• **Exercise details**
Select all lines with the string "person" in them, and copy those lines.

• **Dataset entries**
------------------------------

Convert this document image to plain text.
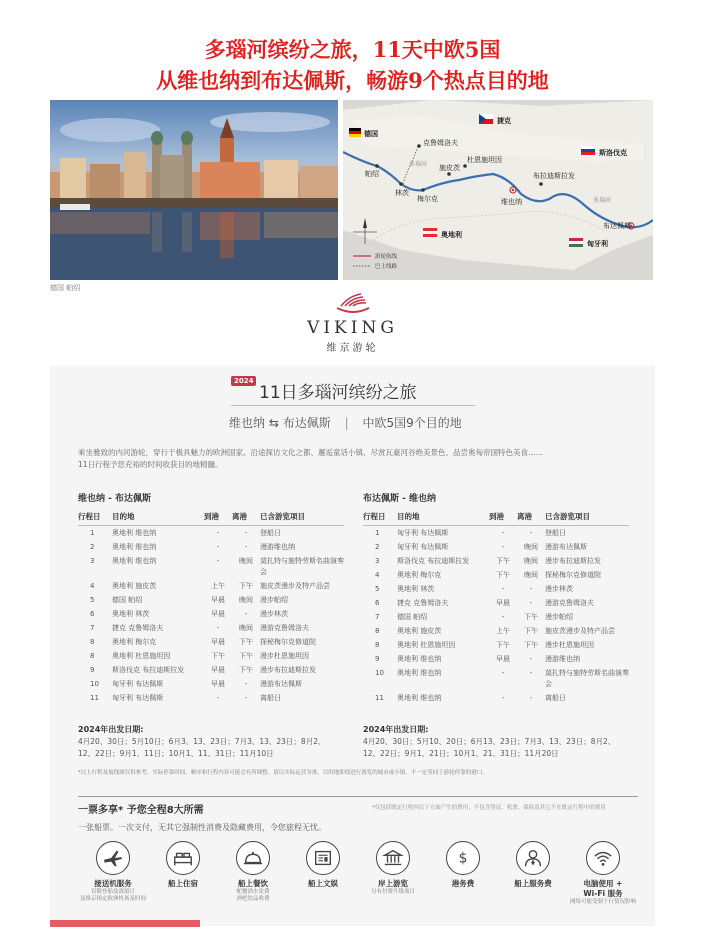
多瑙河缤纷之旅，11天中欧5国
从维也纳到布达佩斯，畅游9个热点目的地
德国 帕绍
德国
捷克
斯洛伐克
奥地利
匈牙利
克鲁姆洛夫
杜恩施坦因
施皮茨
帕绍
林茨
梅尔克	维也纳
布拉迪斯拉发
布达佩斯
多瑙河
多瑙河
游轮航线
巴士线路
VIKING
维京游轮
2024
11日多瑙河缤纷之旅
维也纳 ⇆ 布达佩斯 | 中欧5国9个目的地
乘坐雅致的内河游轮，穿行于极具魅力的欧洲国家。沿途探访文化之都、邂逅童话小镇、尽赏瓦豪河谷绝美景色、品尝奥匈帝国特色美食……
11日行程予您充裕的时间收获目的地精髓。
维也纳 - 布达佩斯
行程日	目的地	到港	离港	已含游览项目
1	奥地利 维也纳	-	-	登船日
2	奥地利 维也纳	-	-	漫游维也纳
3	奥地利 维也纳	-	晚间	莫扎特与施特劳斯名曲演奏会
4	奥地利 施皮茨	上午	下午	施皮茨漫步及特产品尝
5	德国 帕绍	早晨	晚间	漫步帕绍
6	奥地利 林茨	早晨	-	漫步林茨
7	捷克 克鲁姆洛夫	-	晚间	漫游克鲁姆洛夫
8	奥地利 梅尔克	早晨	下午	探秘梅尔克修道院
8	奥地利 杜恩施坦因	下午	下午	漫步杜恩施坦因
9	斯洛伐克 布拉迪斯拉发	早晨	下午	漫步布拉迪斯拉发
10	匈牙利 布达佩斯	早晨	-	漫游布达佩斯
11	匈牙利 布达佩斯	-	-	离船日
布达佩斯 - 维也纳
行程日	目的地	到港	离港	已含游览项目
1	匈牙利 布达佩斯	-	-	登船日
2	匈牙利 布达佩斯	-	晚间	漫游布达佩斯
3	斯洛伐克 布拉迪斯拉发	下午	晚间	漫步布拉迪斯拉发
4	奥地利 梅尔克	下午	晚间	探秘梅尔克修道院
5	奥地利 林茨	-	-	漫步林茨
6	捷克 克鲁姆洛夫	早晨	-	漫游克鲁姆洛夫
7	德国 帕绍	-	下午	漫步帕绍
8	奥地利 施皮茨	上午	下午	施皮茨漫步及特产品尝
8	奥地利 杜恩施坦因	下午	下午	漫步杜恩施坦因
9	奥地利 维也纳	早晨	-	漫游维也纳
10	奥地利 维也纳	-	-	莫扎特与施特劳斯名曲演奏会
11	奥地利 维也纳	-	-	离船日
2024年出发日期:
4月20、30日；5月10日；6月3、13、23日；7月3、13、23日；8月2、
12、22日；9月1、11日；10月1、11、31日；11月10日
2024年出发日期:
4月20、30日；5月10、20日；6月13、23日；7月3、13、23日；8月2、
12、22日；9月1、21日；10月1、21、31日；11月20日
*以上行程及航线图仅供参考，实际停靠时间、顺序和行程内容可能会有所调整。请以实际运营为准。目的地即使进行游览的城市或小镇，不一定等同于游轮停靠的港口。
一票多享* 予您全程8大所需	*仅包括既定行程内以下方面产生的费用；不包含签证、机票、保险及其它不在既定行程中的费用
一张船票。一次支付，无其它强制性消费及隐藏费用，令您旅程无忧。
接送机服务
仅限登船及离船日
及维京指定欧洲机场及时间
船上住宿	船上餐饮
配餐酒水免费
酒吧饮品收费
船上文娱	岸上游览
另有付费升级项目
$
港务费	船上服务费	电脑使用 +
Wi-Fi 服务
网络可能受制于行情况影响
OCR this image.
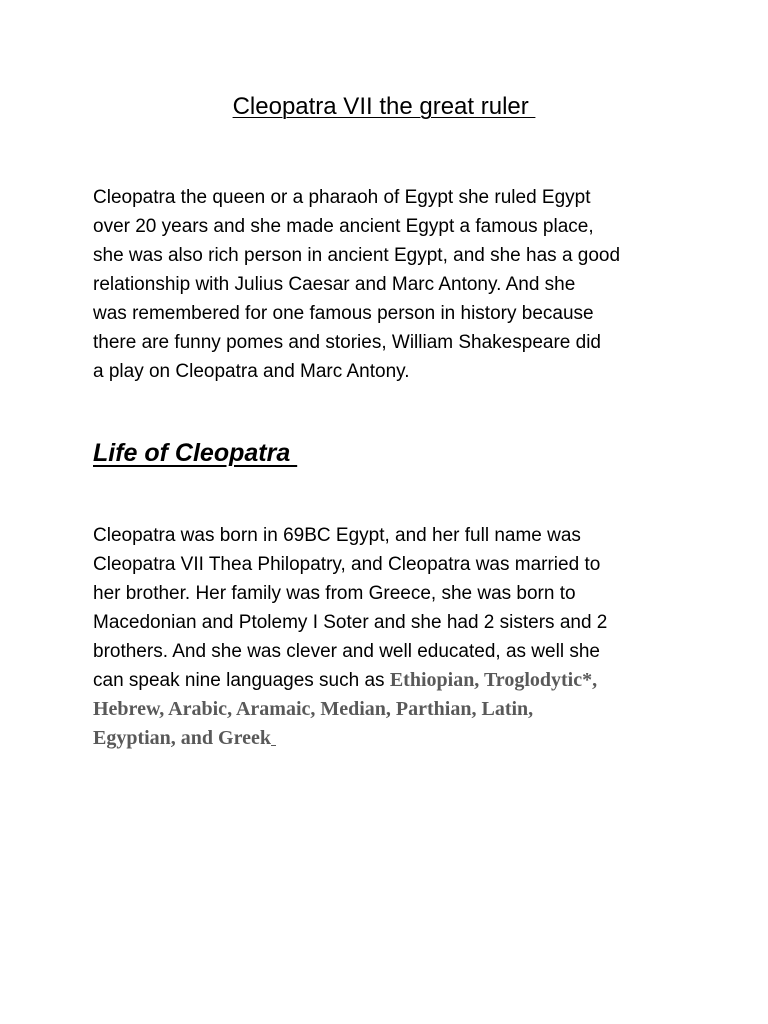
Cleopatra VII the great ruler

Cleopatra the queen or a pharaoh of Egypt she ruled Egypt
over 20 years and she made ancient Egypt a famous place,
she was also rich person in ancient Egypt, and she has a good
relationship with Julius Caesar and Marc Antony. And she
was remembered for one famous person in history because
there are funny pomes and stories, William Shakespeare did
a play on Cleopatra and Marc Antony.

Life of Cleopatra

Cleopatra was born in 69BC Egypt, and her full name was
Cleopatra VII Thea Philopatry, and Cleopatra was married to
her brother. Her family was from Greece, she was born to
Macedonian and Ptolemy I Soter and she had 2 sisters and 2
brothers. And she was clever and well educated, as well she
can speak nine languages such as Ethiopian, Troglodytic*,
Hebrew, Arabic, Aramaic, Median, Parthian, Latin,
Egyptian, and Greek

------------------------------

• **Output of the exercise**
she was also rich person in ancient Egypt, and she has a good
was remembered for one famous person in history because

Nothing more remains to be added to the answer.